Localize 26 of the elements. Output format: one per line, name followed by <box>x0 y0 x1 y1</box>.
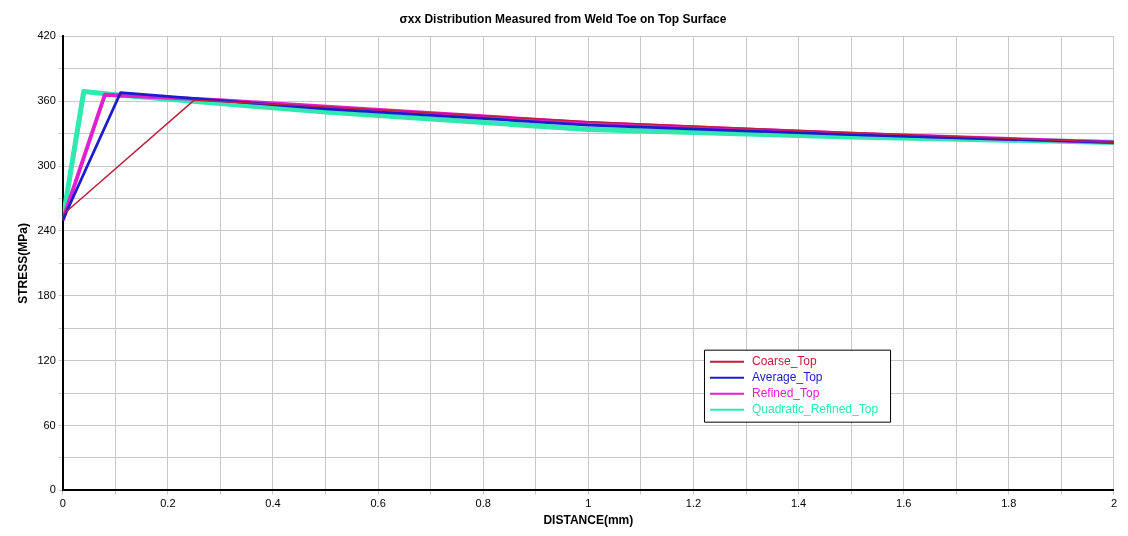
y-tick-label: 0 <box>49 483 56 496</box>
x-tick-label: 1 <box>585 497 592 510</box>
x-tick-label: 2 <box>1110 497 1117 510</box>
x-tick-label: 1.6 <box>896 497 912 510</box>
x-tick-label: 0.2 <box>160 497 176 510</box>
legend-label: Quadratic_Refined_Top <box>751 401 879 416</box>
x-tick-label: 1.2 <box>685 497 702 510</box>
x-tick-label: 0.8 <box>475 497 491 510</box>
y-tick-label: 120 <box>37 353 56 366</box>
y-tick-label: 300 <box>37 159 56 172</box>
y-tick-label: 360 <box>37 94 56 107</box>
y-tick-label: 240 <box>37 224 56 236</box>
chart-title: σxx Distribution Measured from Weld Toe on Top Surface <box>399 11 727 26</box>
legend-label: Refined_Top <box>751 385 820 400</box>
x-tick-label: 0 <box>59 497 66 510</box>
x-tick-label: 0.4 <box>265 497 281 510</box>
x-tick-label: 1.4 <box>790 497 807 510</box>
legend-label: Average_Top <box>751 369 823 384</box>
y-axis-title: STRESS(MPa) <box>15 223 30 304</box>
y-tick-label: 420 <box>37 29 56 42</box>
x-tick-label: 1.8 <box>1001 497 1017 510</box>
x-axis-title: DISTANCE(mm) <box>543 513 634 528</box>
legend-label: Coarse_Top <box>751 353 818 368</box>
y-tick-label: 60 <box>43 418 56 431</box>
x-tick-label: 0.6 <box>370 497 386 510</box>
y-tick-label: 180 <box>37 288 56 301</box>
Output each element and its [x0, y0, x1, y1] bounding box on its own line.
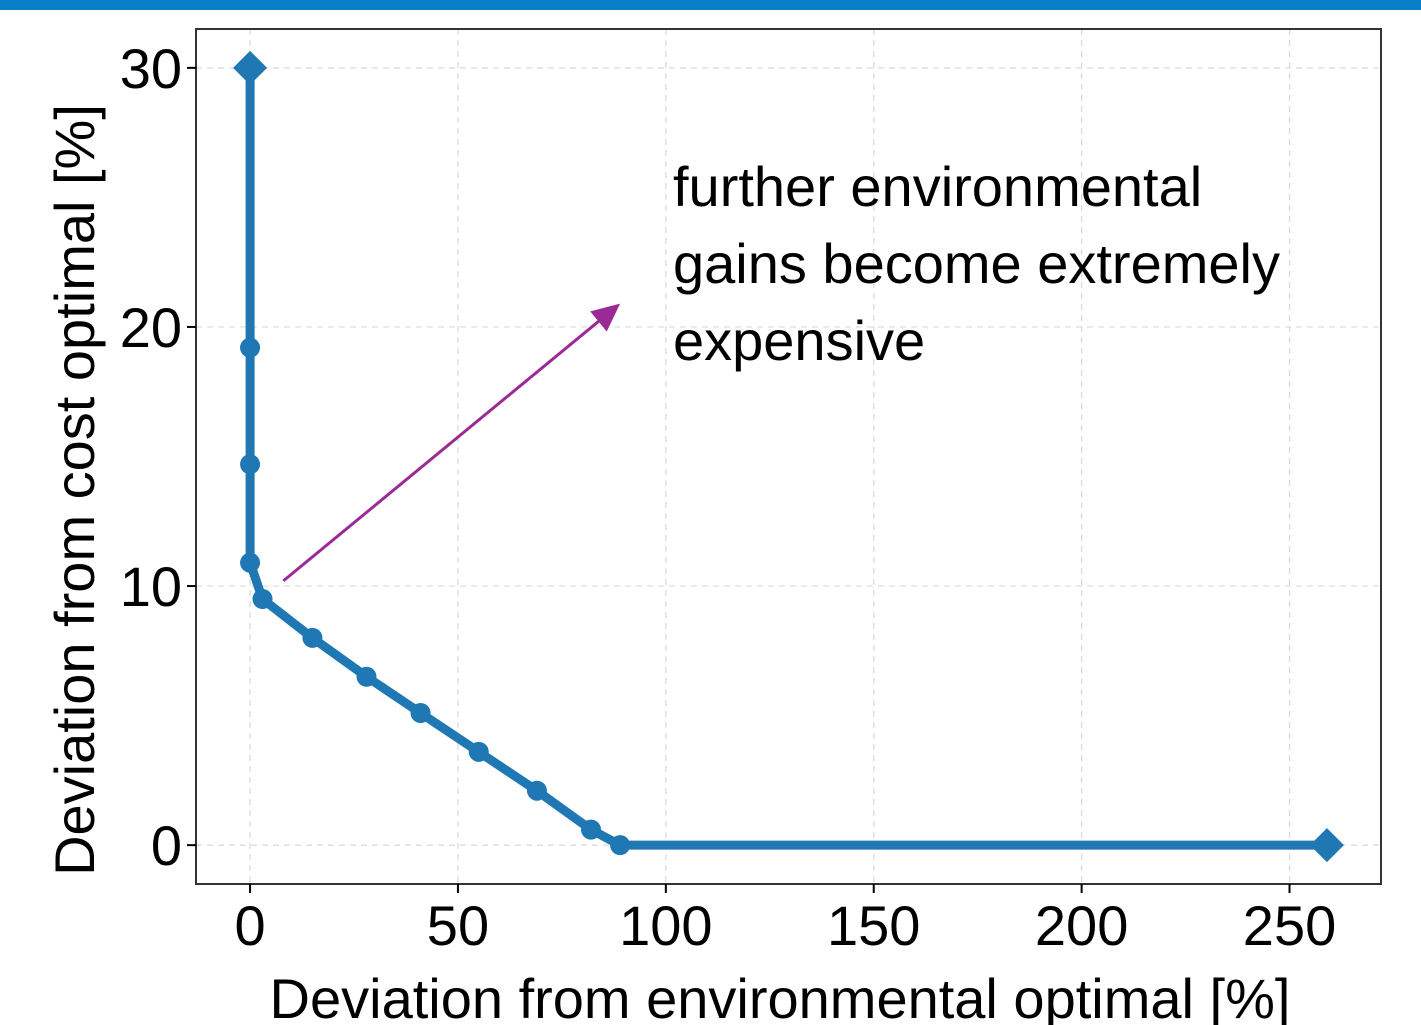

GOAL ▸
Print every line of the material above, from the one containing "y-tick-label: 0 <box>49 483 56 496</box>" down to the one containing "x-tick-label: 0.2 <box>160 497 176 510</box>", both included and unchanged.

RESULT OF THIS EXERCISE ▸
y-tick-label: 0 <box>49 483 56 496</box>
x-tick-label: 1 <box>585 497 592 510</box>
x-tick-label: 2 <box>1110 497 1117 510</box>
x-tick-label: 1.6 <box>896 497 912 510</box>
x-tick-label: 0.2 <box>160 497 176 510</box>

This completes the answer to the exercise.